### EXERCISE AIM
Output every entry exactly as written, but omit the pictures.

### MATERIAL SHOWN
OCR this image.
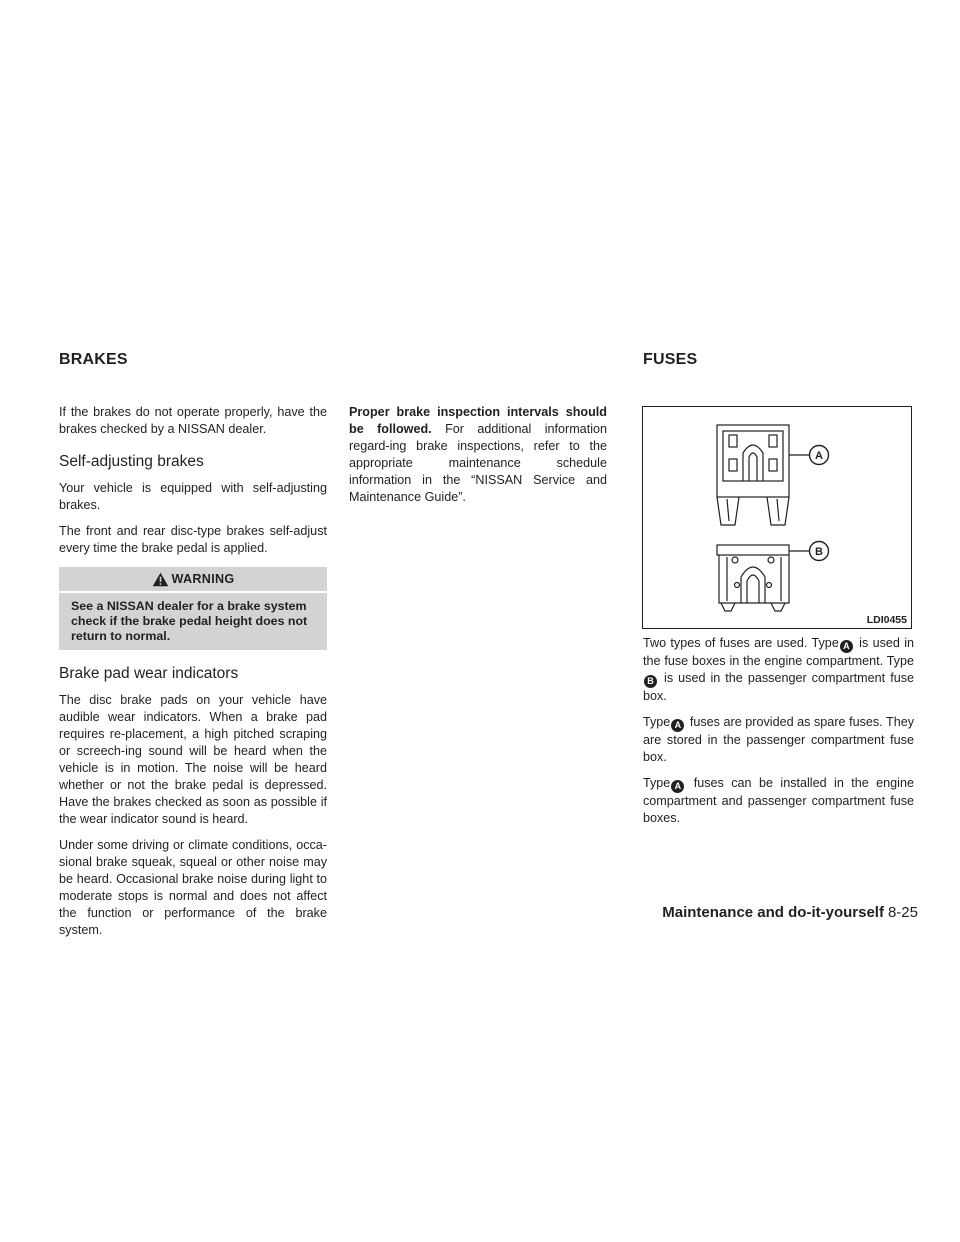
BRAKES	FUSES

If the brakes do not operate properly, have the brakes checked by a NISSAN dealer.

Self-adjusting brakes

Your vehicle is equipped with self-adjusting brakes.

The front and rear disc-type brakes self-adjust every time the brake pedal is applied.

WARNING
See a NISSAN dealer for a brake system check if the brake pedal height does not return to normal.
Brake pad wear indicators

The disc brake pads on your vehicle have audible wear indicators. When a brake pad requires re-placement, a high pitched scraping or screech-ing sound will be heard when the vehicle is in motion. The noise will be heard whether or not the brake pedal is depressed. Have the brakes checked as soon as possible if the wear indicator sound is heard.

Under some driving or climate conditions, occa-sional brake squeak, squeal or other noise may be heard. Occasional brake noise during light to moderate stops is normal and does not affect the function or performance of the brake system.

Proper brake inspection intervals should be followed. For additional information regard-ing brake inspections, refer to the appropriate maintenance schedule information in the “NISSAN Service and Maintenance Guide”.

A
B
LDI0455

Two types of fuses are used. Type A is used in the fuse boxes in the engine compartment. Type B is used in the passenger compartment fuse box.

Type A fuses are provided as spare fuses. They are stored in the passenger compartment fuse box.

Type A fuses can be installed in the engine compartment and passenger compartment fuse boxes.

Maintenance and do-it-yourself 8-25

### FINISHED TASK
OCR this image.
BRAKES	FUSES

If the brakes do not operate properly, have the brakes checked by a NISSAN dealer.

Self-adjusting brakes

Your vehicle is equipped with self-adjusting brakes.

The front and rear disc-type brakes self-adjust every time the brake pedal is applied.

WARNING
See a NISSAN dealer for a brake system check if the brake pedal height does not return to normal.
Brake pad wear indicators

The disc brake pads on your vehicle have audible wear indicators. When a brake pad requires re-placement, a high pitched scraping or screech-ing sound will be heard when the vehicle is in motion. The noise will be heard whether or not the brake pedal is depressed. Have the brakes checked as soon as possible if the wear indicator sound is heard.

Under some driving or climate conditions, occa-sional brake squeak, squeal or other noise may be heard. Occasional brake noise during light to moderate stops is normal and does not affect the function or performance of the brake system.

Proper brake inspection intervals should be followed. For additional information regard-ing brake inspections, refer to the appropriate maintenance schedule information in the “NISSAN Service and Maintenance Guide”.

A
B
LDI0455

Two types of fuses are used. Type A is used in the fuse boxes in the engine compartment. Type B is used in the passenger compartment fuse box.

Type A fuses are provided as spare fuses. They are stored in the passenger compartment fuse box.

Type A fuses can be installed in the engine compartment and passenger compartment fuse boxes.

Maintenance and do-it-yourself 8-25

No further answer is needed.